(Aim)
Keep the images out and copy every entry below exactly.

[Data entries]
──────────────────────────────

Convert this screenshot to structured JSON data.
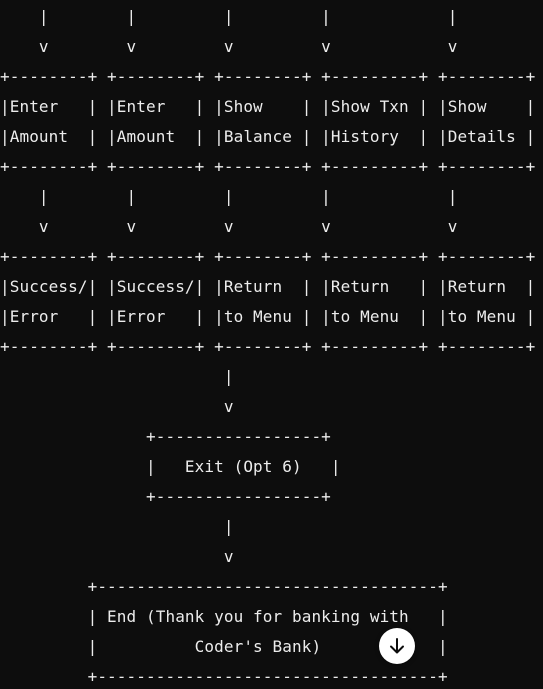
{
  "code_block": {
    "lines": [
      "    |        |         |         |            |",
      "    v        v         v         v            v",
      "+--------+ +--------+ +--------+ +---------+ +--------+",
      "|Enter   | |Enter   | |Show    | |Show Txn | |Show    |",
      "|Amount  | |Amount  | |Balance | |History  | |Details |",
      "+--------+ +--------+ +--------+ +---------+ +--------+",
      "    |        |         |         |            |",
      "    v        v         v         v            v",
      "+--------+ +--------+ +--------+ +---------+ +--------+",
      "|Success/| |Success/| |Return  | |Return   | |Return  |",
      "|Error   | |Error   | |to Menu | |to Menu  | |to Menu |",
      "+--------+ +--------+ +--------+ +---------+ +--------+",
      "                       |",
      "                       v",
      "               +-----------------+",
      "               |   Exit (Opt 6)   |",
      "               +-----------------+",
      "                       |",
      "                       v",
      "         +-----------------------------------+",
      "         | End (Thank you for banking with   |",
      "         |          Coder's Bank)            |",
      "         +-----------------------------------+"
    ]
  },
  "scroll_button": {
    "icon": "arrow-down-icon",
    "background": "#ffffff",
    "icon_color": "#0d0d0d"
  },
  "colors": {
    "background": "#0d0d0d",
    "text": "#ececec"
  }
}
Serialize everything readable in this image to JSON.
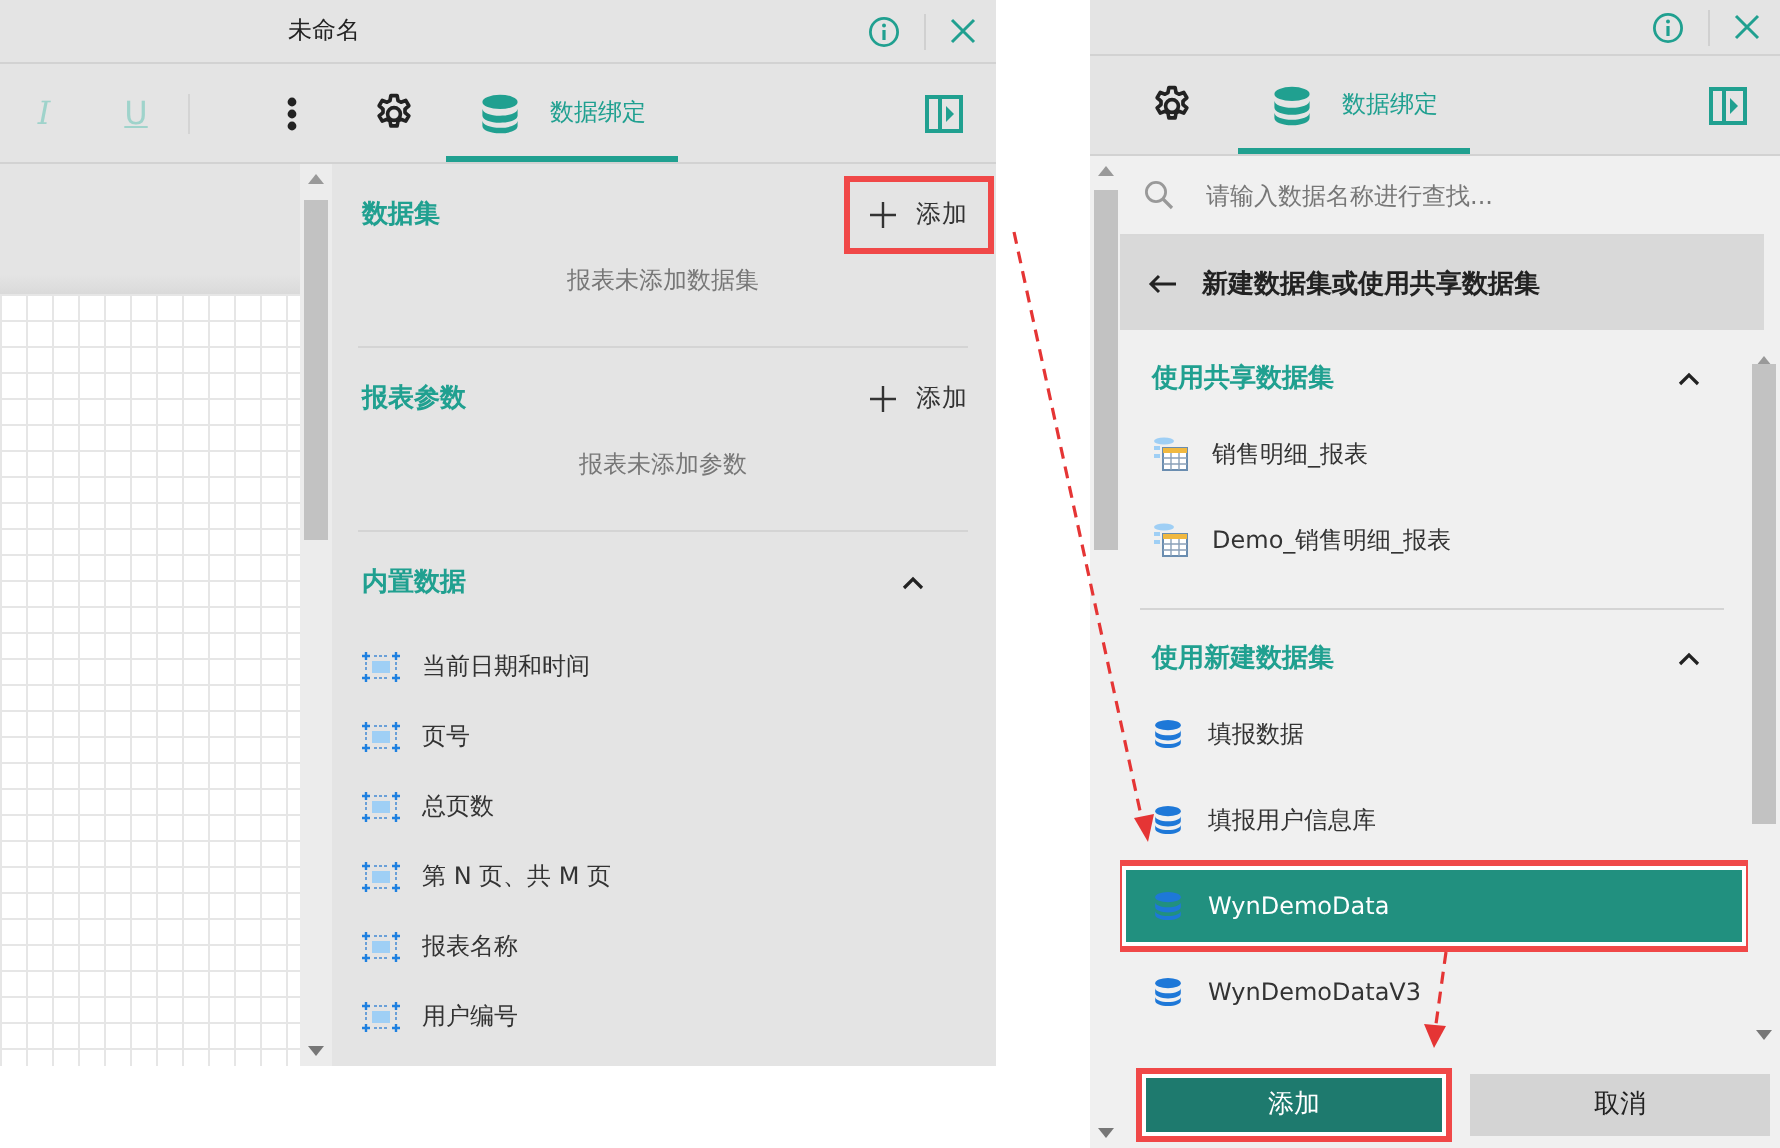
{
  "left_panel": {
    "window": {
      "title": "未命名"
    },
    "format_buttons": [
      {
        "label": "I",
        "disabled": true
      },
      {
        "label": "U",
        "disabled": true
      }
    ],
    "tabs": [
      {
        "kind": "settings",
        "selected": false
      },
      {
        "kind": "data",
        "label": "数据绑定",
        "selected": true
      }
    ],
    "sections": [
      {
        "title": "数据集",
        "action": {
          "label": "添加",
          "highlighted": true
        },
        "empty_text": "报表未添加数据集"
      },
      {
        "title": "报表参数",
        "action": {
          "label": "添加",
          "highlighted": false
        },
        "empty_text": "报表未添加参数"
      }
    ],
    "builtin": {
      "title": "内置数据",
      "expanded": true,
      "items": [
        "当前日期和时间",
        "页号",
        "总页数",
        "第 N 页、共 M 页",
        "报表名称",
        "用户编号"
      ]
    }
  },
  "right_panel": {
    "tabs": [
      {
        "kind": "settings",
        "selected": false
      },
      {
        "kind": "data",
        "label": "数据绑定",
        "selected": true
      }
    ],
    "search": {
      "placeholder": "请输入数据名称进行查找..."
    },
    "back_header": "新建数据集或使用共享数据集",
    "groups": [
      {
        "title": "使用共享数据集",
        "expanded": true,
        "items": [
          {
            "label": "销售明细_报表",
            "kind": "shared",
            "selected": false,
            "highlighted": false
          },
          {
            "label": "Demo_销售明细_报表",
            "kind": "shared",
            "selected": false,
            "highlighted": false
          }
        ]
      },
      {
        "title": "使用新建数据集",
        "expanded": true,
        "items": [
          {
            "label": "填报数据",
            "kind": "database",
            "selected": false,
            "highlighted": false
          },
          {
            "label": "填报用户信息库",
            "kind": "database",
            "selected": false,
            "highlighted": false
          },
          {
            "label": "WynDemoData",
            "kind": "database",
            "selected": true,
            "highlighted": true
          },
          {
            "label": "WynDemoDataV3",
            "kind": "database",
            "selected": false,
            "highlighted": false
          }
        ]
      }
    ],
    "buttons": [
      {
        "label": "添加",
        "kind": "primary",
        "highlighted": true
      },
      {
        "label": "取消",
        "kind": "secondary",
        "highlighted": false
      }
    ]
  }
}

──────────────────────────────

(Problem solution)
Convert this screenshot to structured JSON data.
{
  "code_block": {
    "lines": [
      "    |        |         |         |            |",
      "    v        v         v         v            v",
      "+--------+ +--------+ +--------+ +---------+ +--------+",
      "|Enter   | |Enter   | |Show    | |Show Txn | |Show    |",
      "|Amount  | |Amount  | |Balance | |History  | |Details |",
      "+--------+ +--------+ +--------+ +---------+ +--------+",
      "    |        |         |         |            |",
      "    v        v         v         v            v",
      "+--------+ +--------+ +--------+ +---------+ +--------+",
      "|Success/| |Success/| |Return  | |Return   | |Return  |",
      "|Error   | |Error   | |to Menu | |to Menu  | |to Menu |",
      "+--------+ +--------+ +--------+ +---------+ +--------+",
      "                       |",
      "                       v",
      "               +-----------------+",
      "               |   Exit (Opt 6)   |",
      "               +-----------------+",
      "                       |",
      "                       v",
      "         +-----------------------------------+",
      "         | End (Thank you for banking with   |",
      "         |          Coder's Bank)            |",
      "         +-----------------------------------+"
    ]
  },
  "scroll_button": {
    "icon": "arrow-down-icon",
    "background": "#ffffff",
    "icon_color": "#0d0d0d"
  },
  "colors": {
    "background": "#0d0d0d",
    "text": "#ececec"
  }
}
Serialize everything readable in this image to JSON.
{
  "left_panel": {
    "window": {
      "title": "未命名"
    },
    "format_buttons": [
      {
        "label": "I",
        "disabled": true
      },
      {
        "label": "U",
        "disabled": true
      }
    ],
    "tabs": [
      {
        "kind": "settings",
        "selected": false
      },
      {
        "kind": "data",
        "label": "数据绑定",
        "selected": true
      }
    ],
    "sections": [
      {
        "title": "数据集",
        "action": {
          "label": "添加",
          "highlighted": true
        },
        "empty_text": "报表未添加数据集"
      },
      {
        "title": "报表参数",
        "action": {
          "label": "添加",
          "highlighted": false
        },
        "empty_text": "报表未添加参数"
      }
    ],
    "builtin": {
      "title": "内置数据",
      "expanded": true,
      "items": [
        "当前日期和时间",
        "页号",
        "总页数",
        "第 N 页、共 M 页",
        "报表名称",
        "用户编号"
      ]
    }
  },
  "right_panel": {
    "tabs": [
      {
        "kind": "settings",
        "selected": false
      },
      {
        "kind": "data",
        "label": "数据绑定",
        "selected": true
      }
    ],
    "search": {
      "placeholder": "请输入数据名称进行查找..."
    },
    "back_header": "新建数据集或使用共享数据集",
    "groups": [
      {
        "title": "使用共享数据集",
        "expanded": true,
        "items": [
          {
            "label": "销售明细_报表",
            "kind": "shared",
            "selected": false,
            "highlighted": false
          },
          {
            "label": "Demo_销售明细_报表",
            "kind": "shared",
            "selected": false,
            "highlighted": false
          }
        ]
      },
      {
        "title": "使用新建数据集",
        "expanded": true,
        "items": [
          {
            "label": "填报数据",
            "kind": "database",
            "selected": false,
            "highlighted": false
          },
          {
            "label": "填报用户信息库",
            "kind": "database",
            "selected": false,
            "highlighted": false
          },
          {
            "label": "WynDemoData",
            "kind": "database",
            "selected": true,
            "highlighted": true
          },
          {
            "label": "WynDemoDataV3",
            "kind": "database",
            "selected": false,
            "highlighted": false
          }
        ]
      }
    ],
    "buttons": [
      {
        "label": "添加",
        "kind": "primary",
        "highlighted": true
      },
      {
        "label": "取消",
        "kind": "secondary",
        "highlighted": false
      }
    ]
  }
}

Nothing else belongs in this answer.